GOAL OF THE EXERCISE:
Every line that includes the word "name" is to be listed.

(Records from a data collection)
* * * * * * * * *
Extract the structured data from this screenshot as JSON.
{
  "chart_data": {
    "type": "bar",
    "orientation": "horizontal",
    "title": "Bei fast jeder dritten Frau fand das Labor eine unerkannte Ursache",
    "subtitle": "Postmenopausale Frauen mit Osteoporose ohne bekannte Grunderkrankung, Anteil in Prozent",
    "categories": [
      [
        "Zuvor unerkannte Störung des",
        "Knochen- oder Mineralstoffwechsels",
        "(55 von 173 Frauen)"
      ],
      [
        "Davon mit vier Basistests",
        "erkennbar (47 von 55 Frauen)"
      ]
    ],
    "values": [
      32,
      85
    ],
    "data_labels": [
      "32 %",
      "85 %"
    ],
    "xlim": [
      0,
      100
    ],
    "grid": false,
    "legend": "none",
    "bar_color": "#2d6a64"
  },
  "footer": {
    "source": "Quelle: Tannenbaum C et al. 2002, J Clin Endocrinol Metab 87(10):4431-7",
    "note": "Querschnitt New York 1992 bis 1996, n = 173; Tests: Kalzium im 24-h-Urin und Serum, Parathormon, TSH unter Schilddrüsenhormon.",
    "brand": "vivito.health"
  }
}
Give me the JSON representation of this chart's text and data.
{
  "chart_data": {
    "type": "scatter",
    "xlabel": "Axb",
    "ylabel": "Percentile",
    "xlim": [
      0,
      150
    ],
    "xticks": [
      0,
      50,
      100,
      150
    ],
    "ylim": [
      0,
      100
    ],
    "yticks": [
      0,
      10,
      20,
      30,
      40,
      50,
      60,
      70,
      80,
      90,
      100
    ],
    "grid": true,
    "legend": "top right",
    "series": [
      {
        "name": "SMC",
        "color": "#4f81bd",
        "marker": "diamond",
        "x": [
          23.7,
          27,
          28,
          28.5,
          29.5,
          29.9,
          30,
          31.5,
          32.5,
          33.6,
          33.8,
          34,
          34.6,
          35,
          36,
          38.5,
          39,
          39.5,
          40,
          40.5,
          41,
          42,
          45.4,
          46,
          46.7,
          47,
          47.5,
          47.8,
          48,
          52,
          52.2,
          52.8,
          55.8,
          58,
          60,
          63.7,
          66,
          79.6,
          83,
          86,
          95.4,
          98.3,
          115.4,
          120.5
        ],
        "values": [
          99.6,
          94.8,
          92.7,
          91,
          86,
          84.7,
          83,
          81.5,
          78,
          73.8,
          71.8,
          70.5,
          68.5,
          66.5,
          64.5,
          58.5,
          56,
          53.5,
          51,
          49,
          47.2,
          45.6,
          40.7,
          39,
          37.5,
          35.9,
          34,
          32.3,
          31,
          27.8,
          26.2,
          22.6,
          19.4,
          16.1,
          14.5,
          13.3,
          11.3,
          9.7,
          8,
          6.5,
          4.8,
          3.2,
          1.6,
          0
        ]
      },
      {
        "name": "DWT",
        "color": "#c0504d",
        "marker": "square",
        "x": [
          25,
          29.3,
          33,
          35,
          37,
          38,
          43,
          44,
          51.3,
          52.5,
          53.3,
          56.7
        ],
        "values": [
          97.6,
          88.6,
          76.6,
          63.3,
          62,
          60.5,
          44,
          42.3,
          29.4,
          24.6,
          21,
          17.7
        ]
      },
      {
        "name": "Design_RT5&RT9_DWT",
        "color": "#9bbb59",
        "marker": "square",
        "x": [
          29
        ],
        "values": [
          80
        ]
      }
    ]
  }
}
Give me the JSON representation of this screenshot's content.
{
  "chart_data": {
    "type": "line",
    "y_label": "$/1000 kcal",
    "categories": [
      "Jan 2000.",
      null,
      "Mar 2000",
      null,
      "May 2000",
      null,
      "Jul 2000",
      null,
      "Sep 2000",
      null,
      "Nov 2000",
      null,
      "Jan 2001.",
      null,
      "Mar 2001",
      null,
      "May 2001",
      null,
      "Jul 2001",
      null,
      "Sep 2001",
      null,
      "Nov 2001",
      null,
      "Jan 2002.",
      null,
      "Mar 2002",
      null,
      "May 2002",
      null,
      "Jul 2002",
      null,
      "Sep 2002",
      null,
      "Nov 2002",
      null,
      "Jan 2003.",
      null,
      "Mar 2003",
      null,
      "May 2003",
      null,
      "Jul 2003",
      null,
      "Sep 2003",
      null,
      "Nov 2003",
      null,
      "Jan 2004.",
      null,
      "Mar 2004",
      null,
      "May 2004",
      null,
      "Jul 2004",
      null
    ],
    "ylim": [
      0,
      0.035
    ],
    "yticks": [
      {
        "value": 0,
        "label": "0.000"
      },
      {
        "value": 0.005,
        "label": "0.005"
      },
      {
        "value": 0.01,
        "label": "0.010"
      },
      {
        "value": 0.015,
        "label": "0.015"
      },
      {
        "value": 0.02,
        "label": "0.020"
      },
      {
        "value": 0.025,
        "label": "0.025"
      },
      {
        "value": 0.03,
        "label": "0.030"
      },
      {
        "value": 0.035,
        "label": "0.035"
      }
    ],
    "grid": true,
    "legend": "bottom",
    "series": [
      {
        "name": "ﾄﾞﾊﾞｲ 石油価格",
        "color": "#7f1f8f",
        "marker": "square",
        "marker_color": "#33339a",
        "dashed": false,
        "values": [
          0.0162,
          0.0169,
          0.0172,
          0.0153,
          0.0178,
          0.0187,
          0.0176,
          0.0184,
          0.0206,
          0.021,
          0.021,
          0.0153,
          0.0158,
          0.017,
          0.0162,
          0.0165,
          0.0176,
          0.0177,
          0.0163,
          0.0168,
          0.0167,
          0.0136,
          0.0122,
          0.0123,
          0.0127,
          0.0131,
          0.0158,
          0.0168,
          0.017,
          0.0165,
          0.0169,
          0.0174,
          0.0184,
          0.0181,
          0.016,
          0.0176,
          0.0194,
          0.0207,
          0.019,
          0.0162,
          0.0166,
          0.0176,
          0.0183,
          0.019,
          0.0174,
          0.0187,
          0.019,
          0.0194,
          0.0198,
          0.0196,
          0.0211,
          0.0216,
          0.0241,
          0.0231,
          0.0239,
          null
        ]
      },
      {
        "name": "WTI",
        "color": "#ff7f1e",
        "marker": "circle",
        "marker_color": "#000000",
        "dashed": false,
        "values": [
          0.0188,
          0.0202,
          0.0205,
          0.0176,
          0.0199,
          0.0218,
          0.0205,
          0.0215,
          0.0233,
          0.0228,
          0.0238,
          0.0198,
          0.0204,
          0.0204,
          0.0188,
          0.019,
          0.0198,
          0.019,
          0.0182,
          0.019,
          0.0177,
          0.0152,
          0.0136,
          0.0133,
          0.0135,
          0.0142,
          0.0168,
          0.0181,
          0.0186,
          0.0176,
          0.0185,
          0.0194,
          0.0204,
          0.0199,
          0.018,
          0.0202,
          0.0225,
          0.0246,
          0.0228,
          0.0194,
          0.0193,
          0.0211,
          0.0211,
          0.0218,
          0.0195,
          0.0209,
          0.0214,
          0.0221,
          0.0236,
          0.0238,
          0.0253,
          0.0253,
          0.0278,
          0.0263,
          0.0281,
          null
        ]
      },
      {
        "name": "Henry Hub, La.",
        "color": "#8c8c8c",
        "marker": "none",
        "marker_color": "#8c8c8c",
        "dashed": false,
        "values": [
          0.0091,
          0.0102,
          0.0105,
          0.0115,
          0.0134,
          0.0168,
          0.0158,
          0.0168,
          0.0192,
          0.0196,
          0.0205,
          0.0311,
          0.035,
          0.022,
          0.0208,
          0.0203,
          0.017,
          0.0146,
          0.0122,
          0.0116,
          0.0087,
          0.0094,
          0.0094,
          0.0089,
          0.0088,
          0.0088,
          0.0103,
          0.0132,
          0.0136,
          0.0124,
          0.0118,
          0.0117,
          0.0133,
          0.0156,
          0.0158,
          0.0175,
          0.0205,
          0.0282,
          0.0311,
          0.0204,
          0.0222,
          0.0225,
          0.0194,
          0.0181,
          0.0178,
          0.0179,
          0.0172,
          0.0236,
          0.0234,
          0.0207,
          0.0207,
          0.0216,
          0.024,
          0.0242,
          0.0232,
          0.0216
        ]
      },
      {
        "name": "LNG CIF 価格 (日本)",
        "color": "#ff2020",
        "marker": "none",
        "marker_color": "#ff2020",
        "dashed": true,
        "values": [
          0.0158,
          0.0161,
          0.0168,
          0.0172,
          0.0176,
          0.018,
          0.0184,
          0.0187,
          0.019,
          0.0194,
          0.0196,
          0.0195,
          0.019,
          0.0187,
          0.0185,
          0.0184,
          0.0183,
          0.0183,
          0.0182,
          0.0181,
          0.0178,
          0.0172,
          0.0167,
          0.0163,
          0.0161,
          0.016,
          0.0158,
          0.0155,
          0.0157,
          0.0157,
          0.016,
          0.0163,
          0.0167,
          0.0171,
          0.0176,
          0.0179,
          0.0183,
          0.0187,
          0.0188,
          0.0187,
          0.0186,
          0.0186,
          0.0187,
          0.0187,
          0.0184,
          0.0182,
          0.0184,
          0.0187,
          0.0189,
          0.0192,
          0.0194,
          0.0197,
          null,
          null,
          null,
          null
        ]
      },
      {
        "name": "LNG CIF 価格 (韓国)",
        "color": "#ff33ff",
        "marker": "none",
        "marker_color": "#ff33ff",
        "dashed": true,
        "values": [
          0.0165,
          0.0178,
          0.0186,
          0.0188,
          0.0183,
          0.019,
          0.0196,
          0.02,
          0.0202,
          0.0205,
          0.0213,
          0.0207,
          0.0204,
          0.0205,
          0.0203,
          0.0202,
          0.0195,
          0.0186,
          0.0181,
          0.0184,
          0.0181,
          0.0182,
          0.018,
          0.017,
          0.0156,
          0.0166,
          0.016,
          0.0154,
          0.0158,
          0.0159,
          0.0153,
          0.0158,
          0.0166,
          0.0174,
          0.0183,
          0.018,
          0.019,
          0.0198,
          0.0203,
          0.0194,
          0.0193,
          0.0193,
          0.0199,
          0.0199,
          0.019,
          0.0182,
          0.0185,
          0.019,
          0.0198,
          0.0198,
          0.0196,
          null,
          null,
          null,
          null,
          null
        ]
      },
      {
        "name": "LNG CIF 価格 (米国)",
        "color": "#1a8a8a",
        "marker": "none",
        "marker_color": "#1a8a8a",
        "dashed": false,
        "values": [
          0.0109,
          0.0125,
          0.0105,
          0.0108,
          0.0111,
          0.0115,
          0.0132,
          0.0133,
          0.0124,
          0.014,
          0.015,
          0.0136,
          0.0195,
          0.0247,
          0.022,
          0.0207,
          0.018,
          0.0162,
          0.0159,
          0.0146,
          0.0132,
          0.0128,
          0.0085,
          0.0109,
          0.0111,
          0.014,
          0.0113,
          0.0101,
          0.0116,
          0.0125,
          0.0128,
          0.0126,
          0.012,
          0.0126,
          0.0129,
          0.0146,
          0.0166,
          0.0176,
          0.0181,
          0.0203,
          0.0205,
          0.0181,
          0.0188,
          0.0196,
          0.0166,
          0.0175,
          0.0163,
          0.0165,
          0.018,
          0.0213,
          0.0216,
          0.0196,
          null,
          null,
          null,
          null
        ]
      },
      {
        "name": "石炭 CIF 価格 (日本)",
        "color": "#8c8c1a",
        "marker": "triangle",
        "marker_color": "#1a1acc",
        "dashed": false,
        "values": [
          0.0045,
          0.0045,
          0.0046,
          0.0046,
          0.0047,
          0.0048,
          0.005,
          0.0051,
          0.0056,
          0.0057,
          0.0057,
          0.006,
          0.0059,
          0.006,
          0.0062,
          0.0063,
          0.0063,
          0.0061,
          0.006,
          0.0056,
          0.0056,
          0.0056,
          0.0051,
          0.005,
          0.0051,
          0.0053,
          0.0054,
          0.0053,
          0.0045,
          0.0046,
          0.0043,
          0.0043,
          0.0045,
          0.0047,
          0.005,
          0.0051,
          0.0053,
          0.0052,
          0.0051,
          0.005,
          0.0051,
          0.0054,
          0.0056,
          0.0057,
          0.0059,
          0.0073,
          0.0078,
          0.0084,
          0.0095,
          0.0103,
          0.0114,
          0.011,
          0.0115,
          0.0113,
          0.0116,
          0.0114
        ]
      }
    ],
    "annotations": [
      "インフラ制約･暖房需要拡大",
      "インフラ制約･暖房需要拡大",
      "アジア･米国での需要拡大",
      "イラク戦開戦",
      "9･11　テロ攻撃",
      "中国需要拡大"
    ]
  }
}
* * * * * * * * *
SOLUTION FOR THIS PROBLEM:
        "name": "SMC",
        "name": "DWT",
        "name": "Design_RT5&RT9_DWT",
        "name": "ﾄﾞﾊﾞｲ 石油価格",
        "name": "WTI",
        "name": "Henry Hub, La.",
        "name": "LNG CIF 価格 (日本)",
        "name": "LNG CIF 価格 (韓国)",
        "name": "LNG CIF 価格 (米国)",
        "name": "石炭 CIF 価格 (日本)",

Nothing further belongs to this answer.